[Dataset records on visual material]

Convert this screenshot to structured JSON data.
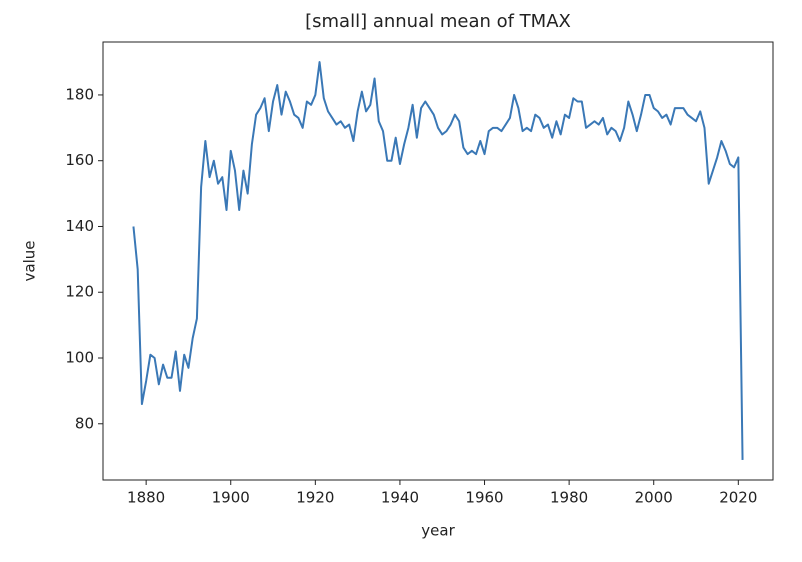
{
  "chart_data": {
    "type": "line",
    "title": "[small] annual mean of TMAX",
    "x_label": "year",
    "y_label": "value",
    "x": [
      1877,
      1878,
      1879,
      1880,
      1881,
      1882,
      1883,
      1884,
      1885,
      1886,
      1887,
      1888,
      1889,
      1890,
      1891,
      1892,
      1893,
      1894,
      1895,
      1896,
      1897,
      1898,
      1899,
      1900,
      1901,
      1902,
      1903,
      1904,
      1905,
      1906,
      1907,
      1908,
      1909,
      1910,
      1911,
      1912,
      1913,
      1914,
      1915,
      1916,
      1917,
      1918,
      1919,
      1920,
      1921,
      1922,
      1923,
      1924,
      1925,
      1926,
      1927,
      1928,
      1929,
      1930,
      1931,
      1932,
      1933,
      1934,
      1935,
      1936,
      1937,
      1938,
      1939,
      1940,
      1941,
      1942,
      1943,
      1944,
      1945,
      1946,
      1947,
      1948,
      1949,
      1950,
      1951,
      1952,
      1953,
      1954,
      1955,
      1956,
      1957,
      1958,
      1959,
      1960,
      1961,
      1962,
      1963,
      1964,
      1965,
      1966,
      1967,
      1968,
      1969,
      1970,
      1971,
      1972,
      1973,
      1974,
      1975,
      1976,
      1977,
      1978,
      1979,
      1980,
      1981,
      1982,
      1983,
      1984,
      1985,
      1986,
      1987,
      1988,
      1989,
      1990,
      1991,
      1992,
      1993,
      1994,
      1995,
      1996,
      1997,
      1998,
      1999,
      2000,
      2001,
      2002,
      2003,
      2004,
      2005,
      2006,
      2007,
      2008,
      2009,
      2010,
      2011,
      2012,
      2013,
      2014,
      2015,
      2016,
      2017,
      2018,
      2019,
      2020,
      2021
    ],
    "series": [
      {
        "color": "#3a78b6",
        "values": [
          140,
          127,
          86,
          93,
          101,
          100,
          92,
          98,
          94,
          94,
          102,
          90,
          101,
          97,
          106,
          112,
          152,
          166,
          155,
          160,
          153,
          155,
          145,
          163,
          157,
          145,
          157,
          150,
          165,
          174,
          176,
          179,
          169,
          178,
          183,
          174,
          181,
          178,
          174,
          173,
          170,
          178,
          177,
          180,
          190,
          179,
          175,
          173,
          171,
          172,
          170,
          171,
          166,
          175,
          181,
          175,
          177,
          185,
          172,
          169,
          160,
          160,
          167,
          159,
          165,
          170,
          177,
          167,
          176,
          178,
          176,
          174,
          170,
          168,
          169,
          171,
          174,
          172,
          164,
          162,
          163,
          162,
          166,
          162,
          169,
          170,
          170,
          169,
          171,
          173,
          180,
          176,
          169,
          170,
          169,
          174,
          173,
          170,
          171,
          167,
          172,
          168,
          174,
          173,
          179,
          178,
          178,
          170,
          171,
          172,
          171,
          173,
          168,
          170,
          169,
          166,
          170,
          178,
          174,
          169,
          174,
          180,
          180,
          176,
          175,
          173,
          174,
          171,
          176,
          176,
          176,
          174,
          173,
          172,
          175,
          170,
          153,
          157,
          161,
          166,
          163,
          159,
          158,
          161,
          69
        ]
      }
    ],
    "xlim": [
      1869.8,
      2028.2
    ],
    "xticks": [
      1880,
      1900,
      1920,
      1940,
      1960,
      1980,
      2000,
      2020
    ],
    "ylim": [
      62.9,
      196.1
    ],
    "yticks": [
      80,
      100,
      120,
      140,
      160,
      180
    ],
    "grid": false
  }
}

REQUEST:
Retype the records exactly. Any image in them should not appear in what you write.

EXPECTED ANSWER:
Convert this screenshot to structured JSON data.
{
  "chart_data": {
    "type": "line",
    "title": "[small] annual mean of TMAX",
    "x_label": "year",
    "y_label": "value",
    "x": [
      1877,
      1878,
      1879,
      1880,
      1881,
      1882,
      1883,
      1884,
      1885,
      1886,
      1887,
      1888,
      1889,
      1890,
      1891,
      1892,
      1893,
      1894,
      1895,
      1896,
      1897,
      1898,
      1899,
      1900,
      1901,
      1902,
      1903,
      1904,
      1905,
      1906,
      1907,
      1908,
      1909,
      1910,
      1911,
      1912,
      1913,
      1914,
      1915,
      1916,
      1917,
      1918,
      1919,
      1920,
      1921,
      1922,
      1923,
      1924,
      1925,
      1926,
      1927,
      1928,
      1929,
      1930,
      1931,
      1932,
      1933,
      1934,
      1935,
      1936,
      1937,
      1938,
      1939,
      1940,
      1941,
      1942,
      1943,
      1944,
      1945,
      1946,
      1947,
      1948,
      1949,
      1950,
      1951,
      1952,
      1953,
      1954,
      1955,
      1956,
      1957,
      1958,
      1959,
      1960,
      1961,
      1962,
      1963,
      1964,
      1965,
      1966,
      1967,
      1968,
      1969,
      1970,
      1971,
      1972,
      1973,
      1974,
      1975,
      1976,
      1977,
      1978,
      1979,
      1980,
      1981,
      1982,
      1983,
      1984,
      1985,
      1986,
      1987,
      1988,
      1989,
      1990,
      1991,
      1992,
      1993,
      1994,
      1995,
      1996,
      1997,
      1998,
      1999,
      2000,
      2001,
      2002,
      2003,
      2004,
      2005,
      2006,
      2007,
      2008,
      2009,
      2010,
      2011,
      2012,
      2013,
      2014,
      2015,
      2016,
      2017,
      2018,
      2019,
      2020,
      2021
    ],
    "series": [
      {
        "color": "#3a78b6",
        "values": [
          140,
          127,
          86,
          93,
          101,
          100,
          92,
          98,
          94,
          94,
          102,
          90,
          101,
          97,
          106,
          112,
          152,
          166,
          155,
          160,
          153,
          155,
          145,
          163,
          157,
          145,
          157,
          150,
          165,
          174,
          176,
          179,
          169,
          178,
          183,
          174,
          181,
          178,
          174,
          173,
          170,
          178,
          177,
          180,
          190,
          179,
          175,
          173,
          171,
          172,
          170,
          171,
          166,
          175,
          181,
          175,
          177,
          185,
          172,
          169,
          160,
          160,
          167,
          159,
          165,
          170,
          177,
          167,
          176,
          178,
          176,
          174,
          170,
          168,
          169,
          171,
          174,
          172,
          164,
          162,
          163,
          162,
          166,
          162,
          169,
          170,
          170,
          169,
          171,
          173,
          180,
          176,
          169,
          170,
          169,
          174,
          173,
          170,
          171,
          167,
          172,
          168,
          174,
          173,
          179,
          178,
          178,
          170,
          171,
          172,
          171,
          173,
          168,
          170,
          169,
          166,
          170,
          178,
          174,
          169,
          174,
          180,
          180,
          176,
          175,
          173,
          174,
          171,
          176,
          176,
          176,
          174,
          173,
          172,
          175,
          170,
          153,
          157,
          161,
          166,
          163,
          159,
          158,
          161,
          69
        ]
      }
    ],
    "xlim": [
      1869.8,
      2028.2
    ],
    "xticks": [
      1880,
      1900,
      1920,
      1940,
      1960,
      1980,
      2000,
      2020
    ],
    "ylim": [
      62.9,
      196.1
    ],
    "yticks": [
      80,
      100,
      120,
      140,
      160,
      180
    ],
    "grid": false
  }
}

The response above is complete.